■ Exercise prompt ■
For the records below, tally the lines that contain "Point" and give only that number.
───── Material to process
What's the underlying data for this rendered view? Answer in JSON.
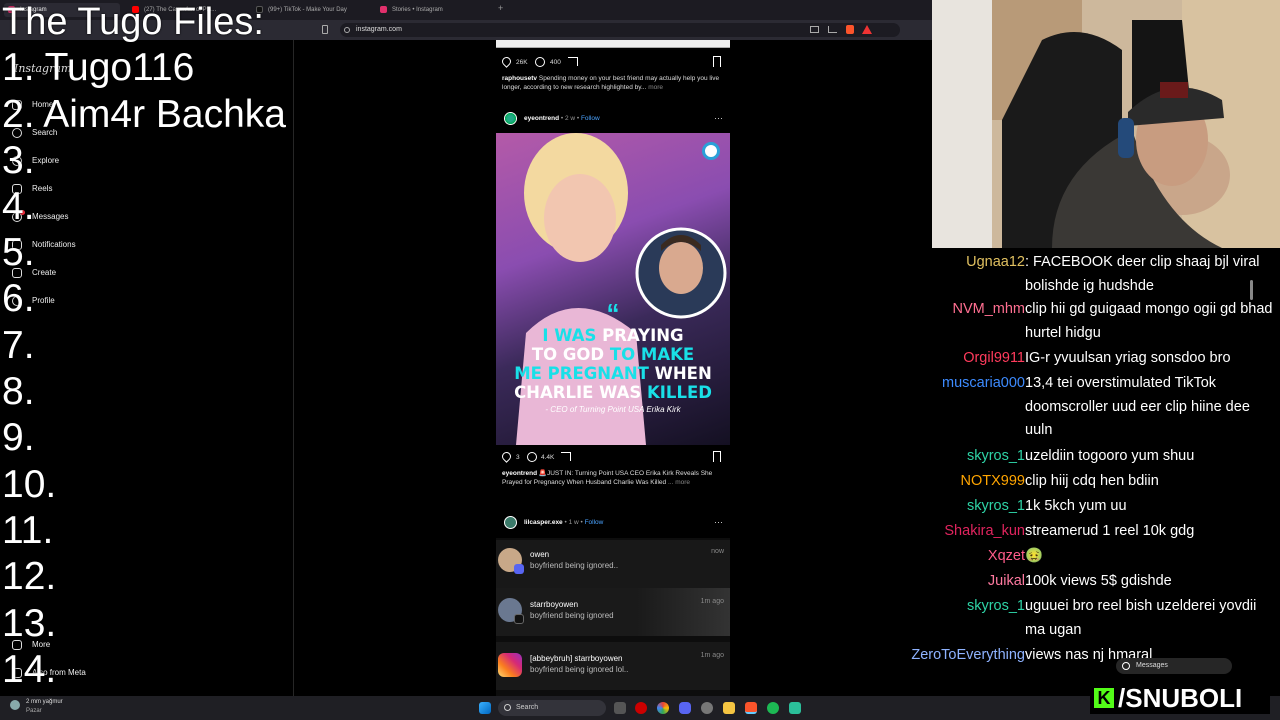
{
  "overlay": {
    "title": "The Tugo Files:",
    "list": [
      "1. Tugo116",
      "2. Aim4r Bachka",
      "3.",
      "4.",
      "5.",
      "6.",
      "7.",
      "8.",
      "9.",
      "10.",
      "11.",
      "12.",
      "13.",
      "14."
    ]
  },
  "browser": {
    "tabs": [
      {
        "label": "Instagram",
        "color": "#e1306c"
      },
      {
        "label": "(27) The Cave: A... of Pla...",
        "color": "#ff0000"
      },
      {
        "label": "(99+) TikTok - Make Your Day",
        "color": "#111111"
      },
      {
        "label": "Stories • Instagram",
        "color": "#e1306c"
      }
    ],
    "new_tab": "+",
    "url": "instagram.com"
  },
  "instagram": {
    "logo": "Instagram",
    "nav": [
      {
        "label": "Home",
        "icon": "home-icon"
      },
      {
        "label": "Search",
        "icon": "search-icon"
      },
      {
        "label": "Explore",
        "icon": "compass-icon"
      },
      {
        "label": "Reels",
        "icon": "reels-icon"
      },
      {
        "label": "Messages",
        "icon": "messenger-icon"
      },
      {
        "label": "Notifications",
        "icon": "heart-icon"
      },
      {
        "label": "Create",
        "icon": "plus-icon"
      },
      {
        "label": "Profile",
        "icon": "avatar-icon"
      }
    ],
    "more": "More",
    "also_from_meta": "Also from Meta",
    "post1": {
      "likes": "26K",
      "comments": "400",
      "username": "raphousetv",
      "caption": "Spending money on your best friend may actually help you live longer, according to new research highlighted by...",
      "more": "more"
    },
    "post2": {
      "username": "eyeontrend",
      "age": "• 2 w •",
      "follow": "Follow",
      "quote_mark": "“",
      "headline_1a": "I WAS",
      "headline_1b": "PRAYING",
      "headline_2a": "TO GOD",
      "headline_2b": "TO MAKE",
      "headline_3a": "ME PREGNANT",
      "headline_3b": "WHEN",
      "headline_4a": "CHARLIE WAS",
      "headline_4b": "KILLED",
      "attribution": "- CEO of Turning Point USA Erika Kirk",
      "likes": "3",
      "comments": "4.4K",
      "caption": "🚨JUST IN: Turning Point USA CEO Erika Kirk Reveals She Prayed for Pregnancy When Husband Charlie Was Killed",
      "more": "... more"
    },
    "post3": {
      "username": "lilcasper.exe",
      "age": "• 1 w •",
      "follow": "Follow",
      "notifications": [
        {
          "name": "owen",
          "message": "boyfriend being ignored..",
          "time": "now"
        },
        {
          "name": "starrboyowen",
          "message": "boyfriend being ignored",
          "time": "1m ago"
        },
        {
          "name": "[abbeybruh] starrboyowen",
          "message": "boyfriend being ignored lol..",
          "time": "1m ago"
        }
      ]
    },
    "messages_pill": "Messages"
  },
  "taskbar": {
    "weather_line1": "2 mm yağmur",
    "weather_line2": "Pazar",
    "search": "Search"
  },
  "chat": [
    {
      "user": "Ugnaa12",
      "color": "#e0c060",
      "message": ": FACEBOOK deer clip shaaj bjl viral bolishde ig hudshde"
    },
    {
      "user": "NVM_mhm",
      "color": "#ff6f91",
      "message": "clip hii gd guigaad mongo ogii gd bhad hurtel hidgu"
    },
    {
      "user": "Orgil9911",
      "color": "#ff3b5c",
      "message": "IG-r yvuulsan yriag sonsdoo bro"
    },
    {
      "user": "muscaria000",
      "color": "#3d8bff",
      "message": "13,4 tei overstimulated TikTok doomscroller uud eer clip hiine dee uuln"
    },
    {
      "user": "skyros_1",
      "color": "#2ed3a6",
      "message": "uzeldiin togooro yum shuu"
    },
    {
      "user": "NOTX999",
      "color": "#ffa500",
      "message": "clip hiij cdq hen bdiin"
    },
    {
      "user": "skyros_1",
      "color": "#2ed3a6",
      "message": "1k 5kch yum uu"
    },
    {
      "user": "Shakira_kun",
      "color": "#e0245e",
      "message": "streamerud 1 reel 10k gdg"
    },
    {
      "user": "Xqzet",
      "color": "#ff5c8a",
      "message": "🤢"
    },
    {
      "user": "Juikal",
      "color": "#ff7aa0",
      "message": "100k views 5$ gdishde"
    },
    {
      "user": "skyros_1",
      "color": "#2ed3a6",
      "message": "uguuei bro reel bish uzelderei yovdii ma ugan"
    },
    {
      "user": "ZeroToEverything",
      "color": "#8fb3ff",
      "message": "views nas nj hmaral"
    }
  ],
  "brand": {
    "logo": "K",
    "handle": "/SNUBOLI",
    "accent": "#53fc18"
  }
}
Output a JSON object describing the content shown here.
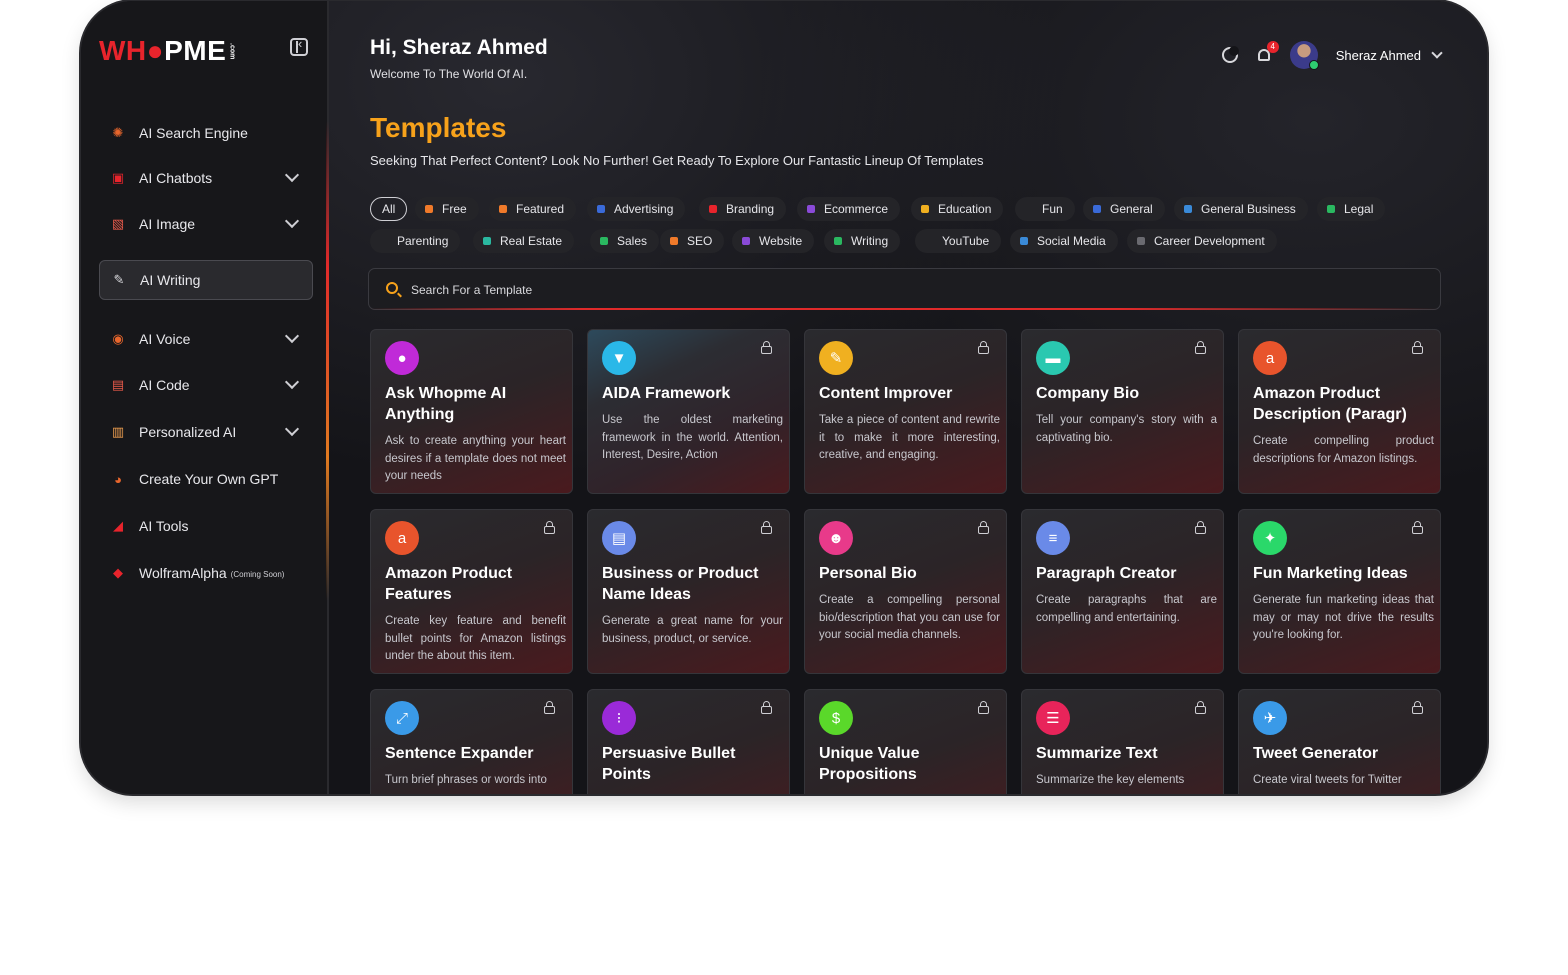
──────────
■ Answer box ■
2